THE PROBLEM
Output every line exactly as written. Leave out pictures.

GIVEN RECORDS
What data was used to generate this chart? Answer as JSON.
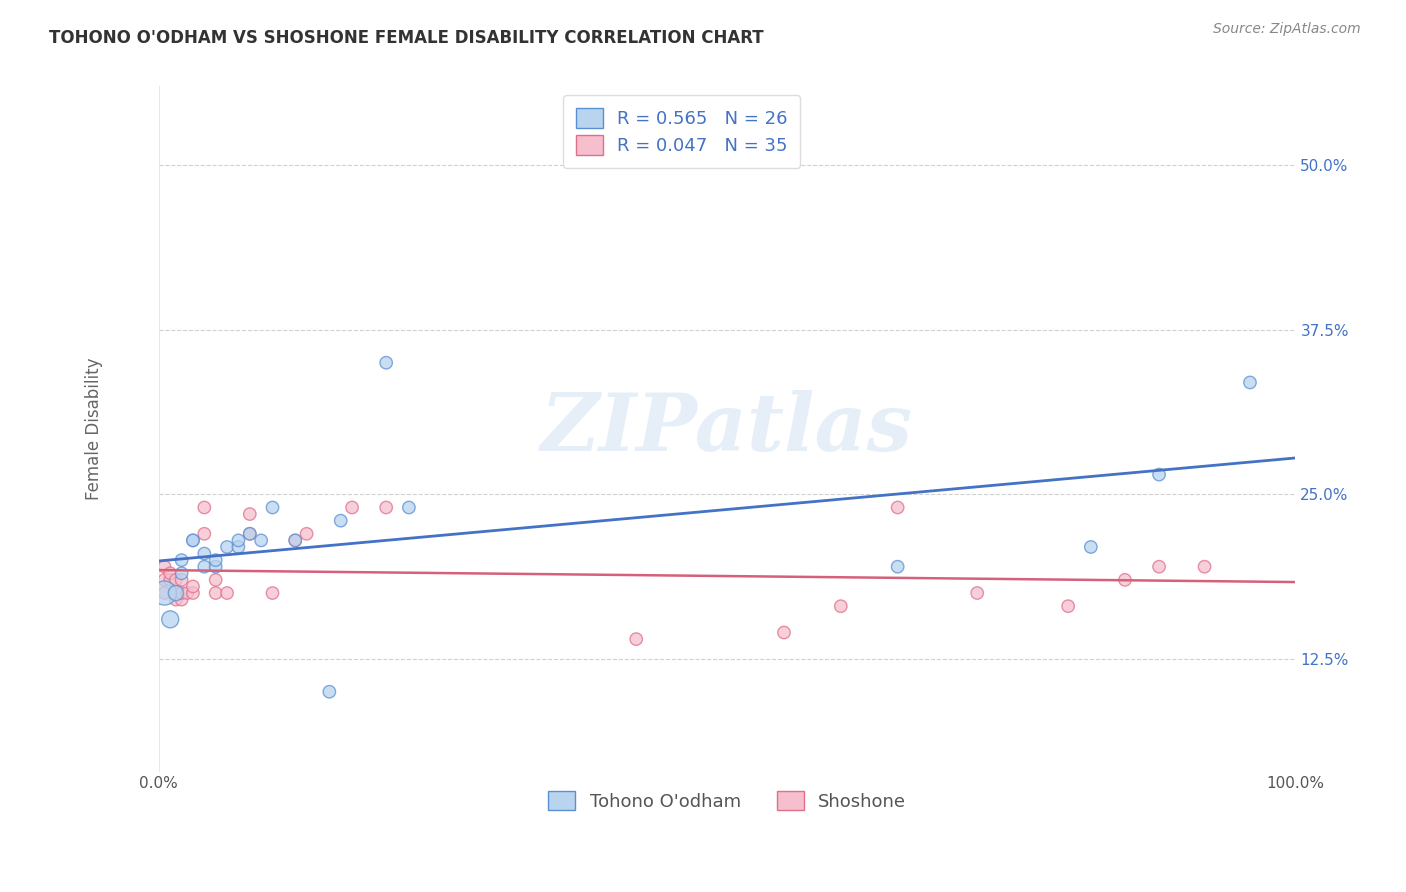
{
  "title": "TOHONO O'ODHAM VS SHOSHONE FEMALE DISABILITY CORRELATION CHART",
  "source": "Source: ZipAtlas.com",
  "ylabel": "Female Disability",
  "xlim": [
    0.0,
    1.0
  ],
  "ylim": [
    0.04,
    0.56
  ],
  "xticks": [
    0.0,
    0.25,
    0.5,
    0.75,
    1.0
  ],
  "xtick_labels": [
    "0.0%",
    "",
    "",
    "",
    "100.0%"
  ],
  "ytick_positions": [
    0.125,
    0.25,
    0.375,
    0.5
  ],
  "ytick_labels": [
    "12.5%",
    "25.0%",
    "37.5%",
    "50.0%"
  ],
  "tohono_R": 0.565,
  "tohono_N": 26,
  "shoshone_R": 0.047,
  "shoshone_N": 35,
  "tohono_color": "#b8d4ee",
  "shoshone_color": "#f5bfce",
  "tohono_edge_color": "#5b8fd4",
  "shoshone_edge_color": "#e0708a",
  "tohono_line_color": "#4472c4",
  "shoshone_line_color": "#d4607a",
  "legend_text_color": "#4472c4",
  "background_color": "#ffffff",
  "watermark": "ZIPatlas",
  "tohono_x": [
    0.005,
    0.01,
    0.015,
    0.02,
    0.02,
    0.03,
    0.03,
    0.04,
    0.04,
    0.05,
    0.05,
    0.06,
    0.07,
    0.07,
    0.08,
    0.09,
    0.1,
    0.12,
    0.15,
    0.16,
    0.2,
    0.22,
    0.65,
    0.82,
    0.88,
    0.96
  ],
  "tohono_y": [
    0.175,
    0.155,
    0.175,
    0.19,
    0.2,
    0.215,
    0.215,
    0.205,
    0.195,
    0.195,
    0.2,
    0.21,
    0.21,
    0.215,
    0.22,
    0.215,
    0.24,
    0.215,
    0.1,
    0.23,
    0.35,
    0.24,
    0.195,
    0.21,
    0.265,
    0.335
  ],
  "tohono_sizes": [
    300,
    150,
    120,
    80,
    80,
    80,
    80,
    80,
    80,
    80,
    80,
    80,
    80,
    80,
    80,
    80,
    80,
    80,
    80,
    80,
    80,
    80,
    80,
    80,
    80,
    80
  ],
  "shoshone_x": [
    0.005,
    0.005,
    0.005,
    0.01,
    0.01,
    0.015,
    0.015,
    0.015,
    0.02,
    0.02,
    0.02,
    0.025,
    0.03,
    0.03,
    0.04,
    0.04,
    0.05,
    0.05,
    0.06,
    0.08,
    0.08,
    0.1,
    0.12,
    0.13,
    0.17,
    0.2,
    0.42,
    0.55,
    0.6,
    0.65,
    0.72,
    0.8,
    0.85,
    0.88,
    0.92
  ],
  "shoshone_y": [
    0.185,
    0.195,
    0.175,
    0.185,
    0.19,
    0.185,
    0.17,
    0.175,
    0.185,
    0.17,
    0.175,
    0.175,
    0.175,
    0.18,
    0.22,
    0.24,
    0.175,
    0.185,
    0.175,
    0.22,
    0.235,
    0.175,
    0.215,
    0.22,
    0.24,
    0.24,
    0.14,
    0.145,
    0.165,
    0.24,
    0.175,
    0.165,
    0.185,
    0.195,
    0.195
  ],
  "shoshone_sizes": [
    80,
    80,
    80,
    80,
    80,
    80,
    80,
    80,
    80,
    80,
    80,
    80,
    80,
    80,
    80,
    80,
    80,
    80,
    80,
    80,
    80,
    80,
    80,
    80,
    80,
    80,
    80,
    80,
    80,
    80,
    80,
    80,
    80,
    80,
    80
  ]
}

THE REPLY
What data was used to generate this chart? Answer as JSON.
{
  "title": "TOHONO O'ODHAM VS SHOSHONE FEMALE DISABILITY CORRELATION CHART",
  "source": "Source: ZipAtlas.com",
  "ylabel": "Female Disability",
  "xlim": [
    0.0,
    1.0
  ],
  "ylim": [
    0.04,
    0.56
  ],
  "xticks": [
    0.0,
    0.25,
    0.5,
    0.75,
    1.0
  ],
  "xtick_labels": [
    "0.0%",
    "",
    "",
    "",
    "100.0%"
  ],
  "ytick_positions": [
    0.125,
    0.25,
    0.375,
    0.5
  ],
  "ytick_labels": [
    "12.5%",
    "25.0%",
    "37.5%",
    "50.0%"
  ],
  "tohono_R": 0.565,
  "tohono_N": 26,
  "shoshone_R": 0.047,
  "shoshone_N": 35,
  "tohono_color": "#b8d4ee",
  "shoshone_color": "#f5bfce",
  "tohono_edge_color": "#5b8fd4",
  "shoshone_edge_color": "#e0708a",
  "tohono_line_color": "#4472c4",
  "shoshone_line_color": "#d4607a",
  "legend_text_color": "#4472c4",
  "background_color": "#ffffff",
  "watermark": "ZIPatlas",
  "tohono_x": [
    0.005,
    0.01,
    0.015,
    0.02,
    0.02,
    0.03,
    0.03,
    0.04,
    0.04,
    0.05,
    0.05,
    0.06,
    0.07,
    0.07,
    0.08,
    0.09,
    0.1,
    0.12,
    0.15,
    0.16,
    0.2,
    0.22,
    0.65,
    0.82,
    0.88,
    0.96
  ],
  "tohono_y": [
    0.175,
    0.155,
    0.175,
    0.19,
    0.2,
    0.215,
    0.215,
    0.205,
    0.195,
    0.195,
    0.2,
    0.21,
    0.21,
    0.215,
    0.22,
    0.215,
    0.24,
    0.215,
    0.1,
    0.23,
    0.35,
    0.24,
    0.195,
    0.21,
    0.265,
    0.335
  ],
  "tohono_sizes": [
    300,
    150,
    120,
    80,
    80,
    80,
    80,
    80,
    80,
    80,
    80,
    80,
    80,
    80,
    80,
    80,
    80,
    80,
    80,
    80,
    80,
    80,
    80,
    80,
    80,
    80
  ],
  "shoshone_x": [
    0.005,
    0.005,
    0.005,
    0.01,
    0.01,
    0.015,
    0.015,
    0.015,
    0.02,
    0.02,
    0.02,
    0.025,
    0.03,
    0.03,
    0.04,
    0.04,
    0.05,
    0.05,
    0.06,
    0.08,
    0.08,
    0.1,
    0.12,
    0.13,
    0.17,
    0.2,
    0.42,
    0.55,
    0.6,
    0.65,
    0.72,
    0.8,
    0.85,
    0.88,
    0.92
  ],
  "shoshone_y": [
    0.185,
    0.195,
    0.175,
    0.185,
    0.19,
    0.185,
    0.17,
    0.175,
    0.185,
    0.17,
    0.175,
    0.175,
    0.175,
    0.18,
    0.22,
    0.24,
    0.175,
    0.185,
    0.175,
    0.22,
    0.235,
    0.175,
    0.215,
    0.22,
    0.24,
    0.24,
    0.14,
    0.145,
    0.165,
    0.24,
    0.175,
    0.165,
    0.185,
    0.195,
    0.195
  ],
  "shoshone_sizes": [
    80,
    80,
    80,
    80,
    80,
    80,
    80,
    80,
    80,
    80,
    80,
    80,
    80,
    80,
    80,
    80,
    80,
    80,
    80,
    80,
    80,
    80,
    80,
    80,
    80,
    80,
    80,
    80,
    80,
    80,
    80,
    80,
    80,
    80,
    80
  ]
}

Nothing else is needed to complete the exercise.